_TASK BRIEF:_ Below is a listing to write out in full, exactly as given, without its pictures.

-- begin DATA LINES --

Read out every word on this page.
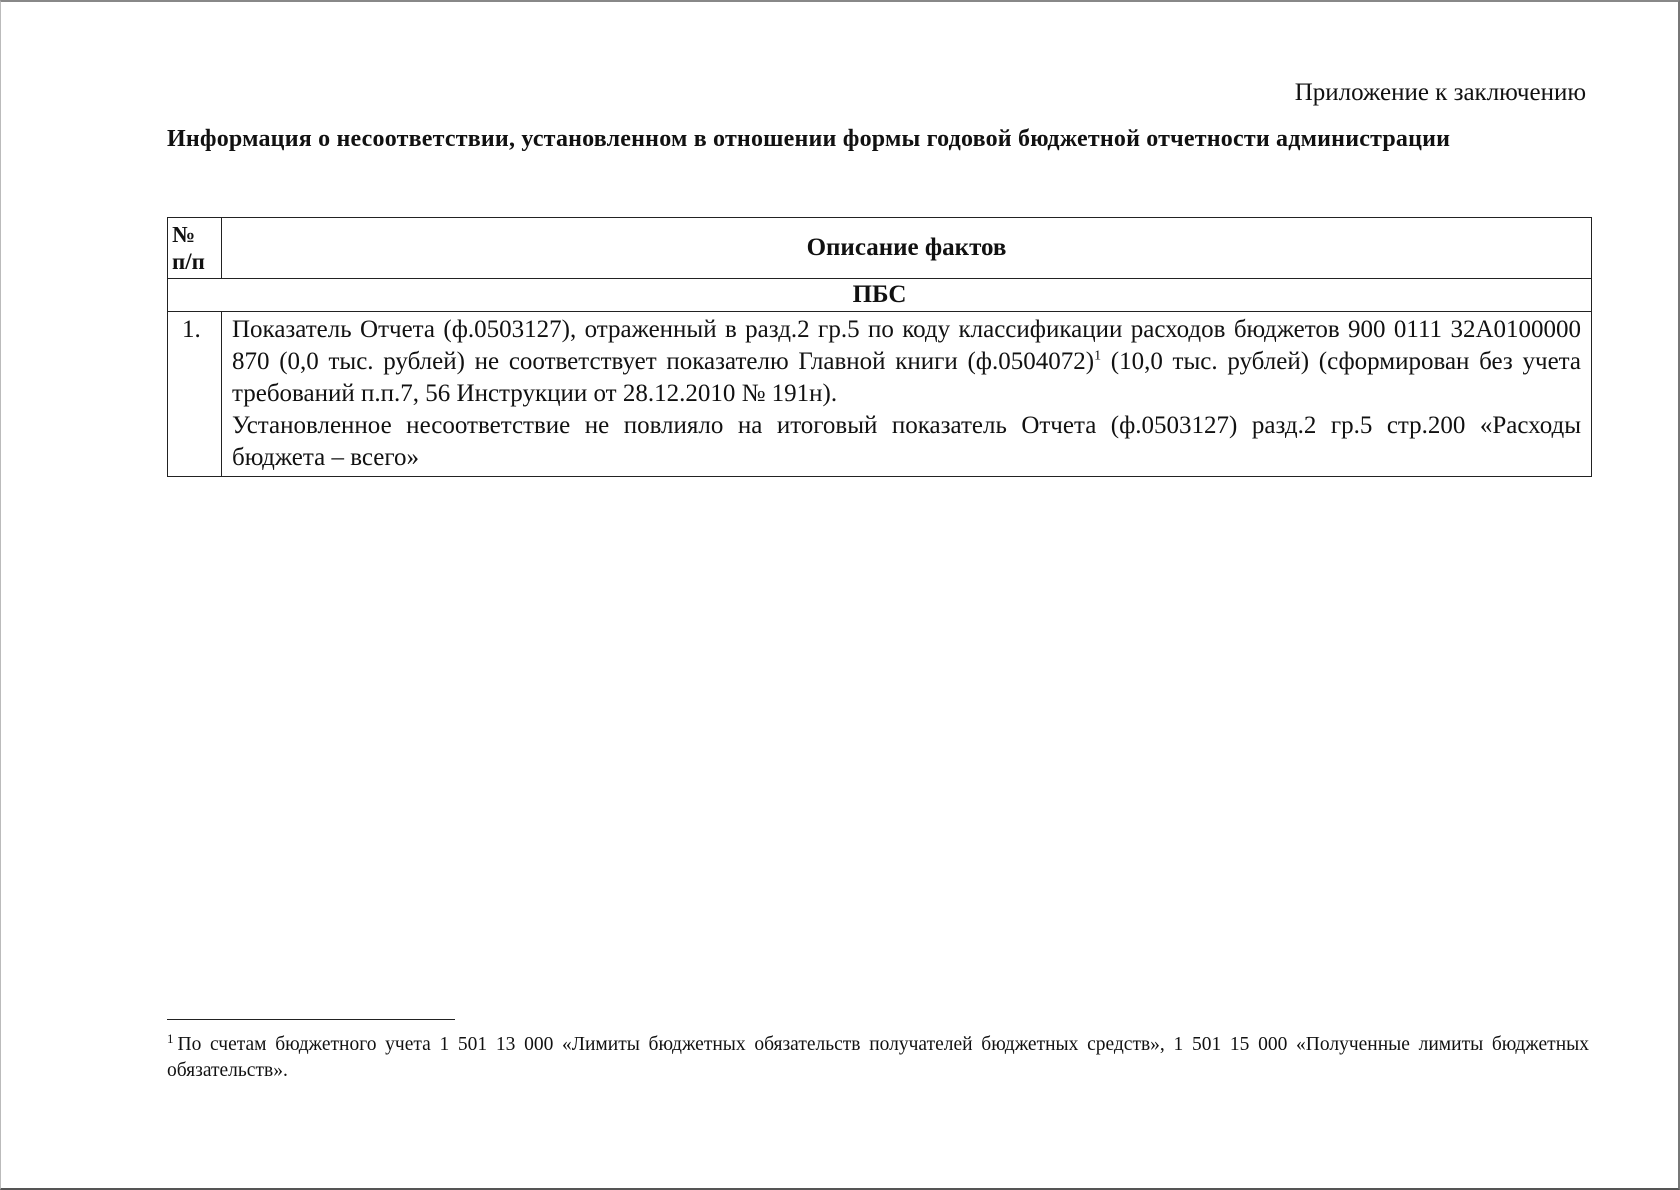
Приложение к заключению
Информация о несоответствии, установленном в отношении формы годовой бюджетной отчетности администрации
№
п/п	Описание фактов
ПБС	
1.	Показатель Отчета (ф.0503127), отраженный в разд.2 гр.5 по коду классификации расходов бюджетов 900 0111 32А0100000 870 (0,0 тыс. рублей) не соответствует показателю Главной книги (ф.0504072)$^1$ (10,0 тыс. рублей) (сформирован без учета требований п.п.7, 56 Инструкции от 28.12.2010 № 191н).

Установленное несоответствие не повлияло на итоговый показатель Отчета (ф.0503127) разд.2 гр.5 стр.200 «Расходы бюджета – всего»

$^1$ По счетам бюджетного учета 1 501 13 000 «Лимиты бюджетных обязательств получателей бюджетных средств», 1 501 15 000 «Полученные лимиты бюджетных обязательств».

-- end DATA LINES --

_RESPONSE TO THE EXERCISE:_
Read out every word on this page.
Приложение к заключению
Информация о несоответствии, установленном в отношении формы годовой бюджетной отчетности администрации
№
п/п	Описание фактов
ПБС	
1.	Показатель Отчета (ф.0503127), отраженный в разд.2 гр.5 по коду классификации расходов бюджетов 900 0111 32А0100000 870 (0,0 тыс. рублей) не соответствует показателю Главной книги (ф.0504072)$^1$ (10,0 тыс. рублей) (сформирован без учета требований п.п.7, 56 Инструкции от 28.12.2010 № 191н).

Установленное несоответствие не повлияло на итоговый показатель Отчета (ф.0503127) разд.2 гр.5 стр.200 «Расходы бюджета – всего»

$^1$ По счетам бюджетного учета 1 501 13 000 «Лимиты бюджетных обязательств получателей бюджетных средств», 1 501 15 000 «Полученные лимиты бюджетных обязательств».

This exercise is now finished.